→ **WRITTEN REQUEST**
Pull out every line of the listing below where "Crypto" appears.

→ **EXERCISE MATERIALS**
--- Begin ---

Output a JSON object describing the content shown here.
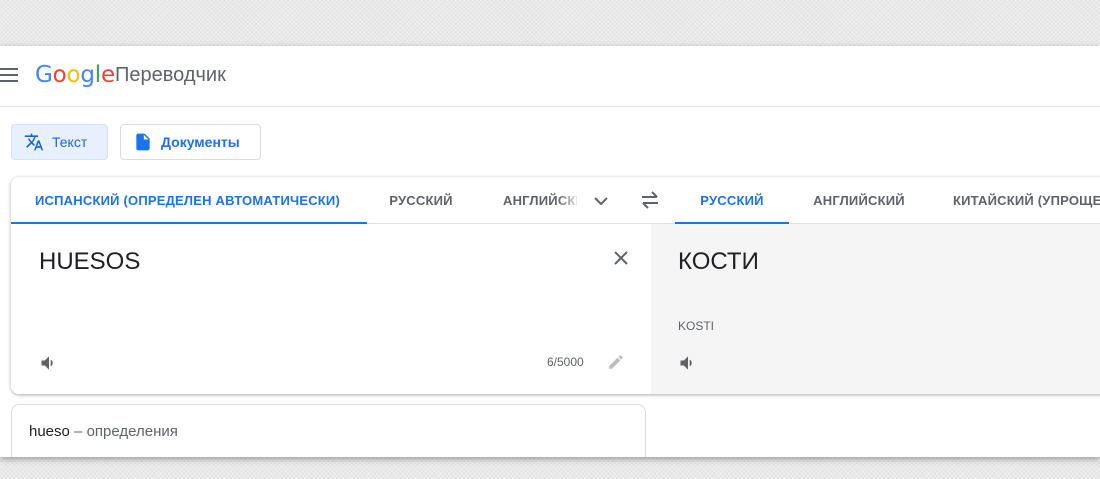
{
  "header": {
    "logo": {
      "g1": "G",
      "o1": "o",
      "o2": "o",
      "g2": "g",
      "l": "l",
      "e": "e"
    },
    "product": "Переводчик"
  },
  "modes": {
    "text_label": "Текст",
    "docs_label": "Документы"
  },
  "source_langs": [
    "ИСПАНСКИЙ (ОПРЕДЕЛЕН АВТОМАТИЧЕСКИ)",
    "РУССКИЙ",
    "АНГЛИЙСКИЙ"
  ],
  "target_langs": [
    "РУССКИЙ",
    "АНГЛИЙСКИЙ",
    "КИТАЙСКИЙ (УПРОЩЕННЫЙ)"
  ],
  "source": {
    "text": "HUESOS",
    "char_count": "6/5000"
  },
  "target": {
    "text": "КОСТИ",
    "transliteration": "KOSTI"
  },
  "definitions": {
    "word": "hueso",
    "separator": " – ",
    "label": "определения"
  },
  "colors": {
    "accent": "#1a73e8",
    "target_pane_bg": "#f5f5f5"
  },
  "icons": [
    "menu-icon",
    "translate-icon",
    "document-icon",
    "chevron-down-icon",
    "swap-icon",
    "close-icon",
    "speaker-icon",
    "pencil-icon"
  ]
}
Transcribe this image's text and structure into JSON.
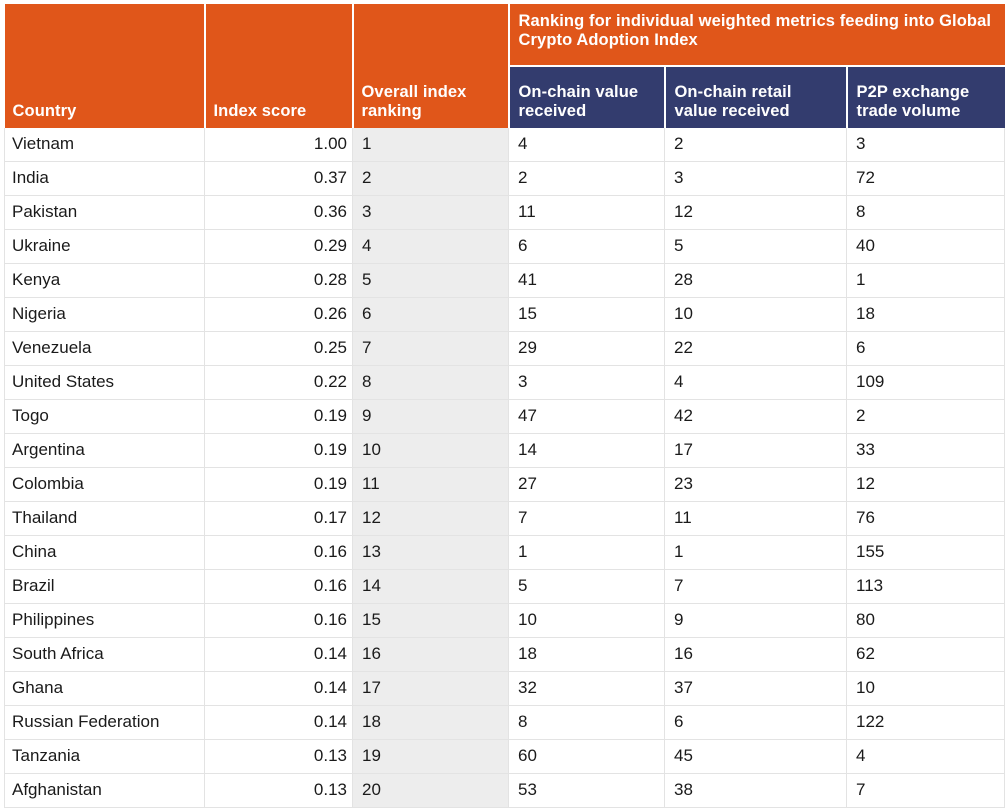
{
  "table": {
    "group_header": "Ranking for individual weighted metrics feeding into Global Crypto Adoption Index",
    "columns": [
      {
        "key": "country",
        "label": "Country"
      },
      {
        "key": "index_score",
        "label": "Index score"
      },
      {
        "key": "overall_index_ranking",
        "label": "Overall index ranking"
      },
      {
        "key": "on_chain_value_received",
        "label": "On-chain value received"
      },
      {
        "key": "on_chain_retail_value_received",
        "label": "On-chain retail value received"
      },
      {
        "key": "p2p_exchange_trade_volume",
        "label": "P2P exchange trade volume"
      }
    ],
    "colors": {
      "header_orange": "#E0561A",
      "header_blue": "#333C6E",
      "rank_column_background": "#EDEDED",
      "grid_line": "#E3E3E3",
      "header_text": "#FFFFFF",
      "body_text": "#1A1A1A"
    },
    "rows": [
      {
        "country": "Vietnam",
        "index_score": "1.00",
        "overall_index_ranking": "1",
        "on_chain_value_received": "4",
        "on_chain_retail_value_received": "2",
        "p2p_exchange_trade_volume": "3"
      },
      {
        "country": "India",
        "index_score": "0.37",
        "overall_index_ranking": "2",
        "on_chain_value_received": "2",
        "on_chain_retail_value_received": "3",
        "p2p_exchange_trade_volume": "72"
      },
      {
        "country": "Pakistan",
        "index_score": "0.36",
        "overall_index_ranking": "3",
        "on_chain_value_received": "11",
        "on_chain_retail_value_received": "12",
        "p2p_exchange_trade_volume": "8"
      },
      {
        "country": "Ukraine",
        "index_score": "0.29",
        "overall_index_ranking": "4",
        "on_chain_value_received": "6",
        "on_chain_retail_value_received": "5",
        "p2p_exchange_trade_volume": "40"
      },
      {
        "country": "Kenya",
        "index_score": "0.28",
        "overall_index_ranking": "5",
        "on_chain_value_received": "41",
        "on_chain_retail_value_received": "28",
        "p2p_exchange_trade_volume": "1"
      },
      {
        "country": "Nigeria",
        "index_score": "0.26",
        "overall_index_ranking": "6",
        "on_chain_value_received": "15",
        "on_chain_retail_value_received": "10",
        "p2p_exchange_trade_volume": "18"
      },
      {
        "country": "Venezuela",
        "index_score": "0.25",
        "overall_index_ranking": "7",
        "on_chain_value_received": "29",
        "on_chain_retail_value_received": "22",
        "p2p_exchange_trade_volume": "6"
      },
      {
        "country": "United States",
        "index_score": "0.22",
        "overall_index_ranking": "8",
        "on_chain_value_received": "3",
        "on_chain_retail_value_received": "4",
        "p2p_exchange_trade_volume": "109"
      },
      {
        "country": "Togo",
        "index_score": "0.19",
        "overall_index_ranking": "9",
        "on_chain_value_received": "47",
        "on_chain_retail_value_received": "42",
        "p2p_exchange_trade_volume": "2"
      },
      {
        "country": "Argentina",
        "index_score": "0.19",
        "overall_index_ranking": "10",
        "on_chain_value_received": "14",
        "on_chain_retail_value_received": "17",
        "p2p_exchange_trade_volume": "33"
      },
      {
        "country": "Colombia",
        "index_score": "0.19",
        "overall_index_ranking": "11",
        "on_chain_value_received": "27",
        "on_chain_retail_value_received": "23",
        "p2p_exchange_trade_volume": "12"
      },
      {
        "country": "Thailand",
        "index_score": "0.17",
        "overall_index_ranking": "12",
        "on_chain_value_received": "7",
        "on_chain_retail_value_received": "11",
        "p2p_exchange_trade_volume": "76"
      },
      {
        "country": "China",
        "index_score": "0.16",
        "overall_index_ranking": "13",
        "on_chain_value_received": "1",
        "on_chain_retail_value_received": "1",
        "p2p_exchange_trade_volume": "155"
      },
      {
        "country": "Brazil",
        "index_score": "0.16",
        "overall_index_ranking": "14",
        "on_chain_value_received": "5",
        "on_chain_retail_value_received": "7",
        "p2p_exchange_trade_volume": "113"
      },
      {
        "country": "Philippines",
        "index_score": "0.16",
        "overall_index_ranking": "15",
        "on_chain_value_received": "10",
        "on_chain_retail_value_received": "9",
        "p2p_exchange_trade_volume": "80"
      },
      {
        "country": "South Africa",
        "index_score": "0.14",
        "overall_index_ranking": "16",
        "on_chain_value_received": "18",
        "on_chain_retail_value_received": "16",
        "p2p_exchange_trade_volume": "62"
      },
      {
        "country": "Ghana",
        "index_score": "0.14",
        "overall_index_ranking": "17",
        "on_chain_value_received": "32",
        "on_chain_retail_value_received": "37",
        "p2p_exchange_trade_volume": "10"
      },
      {
        "country": "Russian Federation",
        "index_score": "0.14",
        "overall_index_ranking": "18",
        "on_chain_value_received": "8",
        "on_chain_retail_value_received": "6",
        "p2p_exchange_trade_volume": "122"
      },
      {
        "country": "Tanzania",
        "index_score": "0.13",
        "overall_index_ranking": "19",
        "on_chain_value_received": "60",
        "on_chain_retail_value_received": "45",
        "p2p_exchange_trade_volume": "4"
      },
      {
        "country": "Afghanistan",
        "index_score": "0.13",
        "overall_index_ranking": "20",
        "on_chain_value_received": "53",
        "on_chain_retail_value_received": "38",
        "p2p_exchange_trade_volume": "7"
      }
    ]
  },
  "chart_data": {
    "type": "table",
    "title": "Global Crypto Adoption Index",
    "columns": [
      "Country",
      "Index score",
      "Overall index ranking",
      "On-chain value received",
      "On-chain retail value received",
      "P2P exchange trade volume"
    ],
    "rows": [
      [
        "Vietnam",
        1.0,
        1,
        4,
        2,
        3
      ],
      [
        "India",
        0.37,
        2,
        2,
        3,
        72
      ],
      [
        "Pakistan",
        0.36,
        3,
        11,
        12,
        8
      ],
      [
        "Ukraine",
        0.29,
        4,
        6,
        5,
        40
      ],
      [
        "Kenya",
        0.28,
        5,
        41,
        28,
        1
      ],
      [
        "Nigeria",
        0.26,
        6,
        15,
        10,
        18
      ],
      [
        "Venezuela",
        0.25,
        7,
        29,
        22,
        6
      ],
      [
        "United States",
        0.22,
        8,
        3,
        4,
        109
      ],
      [
        "Togo",
        0.19,
        9,
        47,
        42,
        2
      ],
      [
        "Argentina",
        0.19,
        10,
        14,
        17,
        33
      ],
      [
        "Colombia",
        0.19,
        11,
        27,
        23,
        12
      ],
      [
        "Thailand",
        0.17,
        12,
        7,
        11,
        76
      ],
      [
        "China",
        0.16,
        13,
        1,
        1,
        155
      ],
      [
        "Brazil",
        0.16,
        14,
        5,
        7,
        113
      ],
      [
        "Philippines",
        0.16,
        15,
        10,
        9,
        80
      ],
      [
        "South Africa",
        0.14,
        16,
        18,
        16,
        62
      ],
      [
        "Ghana",
        0.14,
        17,
        32,
        37,
        10
      ],
      [
        "Russian Federation",
        0.14,
        18,
        8,
        6,
        122
      ],
      [
        "Tanzania",
        0.13,
        19,
        60,
        45,
        4
      ],
      [
        "Afghanistan",
        0.13,
        20,
        53,
        38,
        7
      ]
    ]
  }
}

--- End ---

→ **RESPONSE FOR THIS EXERCISE**
    "group_header": "Ranking for individual weighted metrics feeding into Global Crypto Adoption Index",
    "title": "Global Crypto Adoption Index",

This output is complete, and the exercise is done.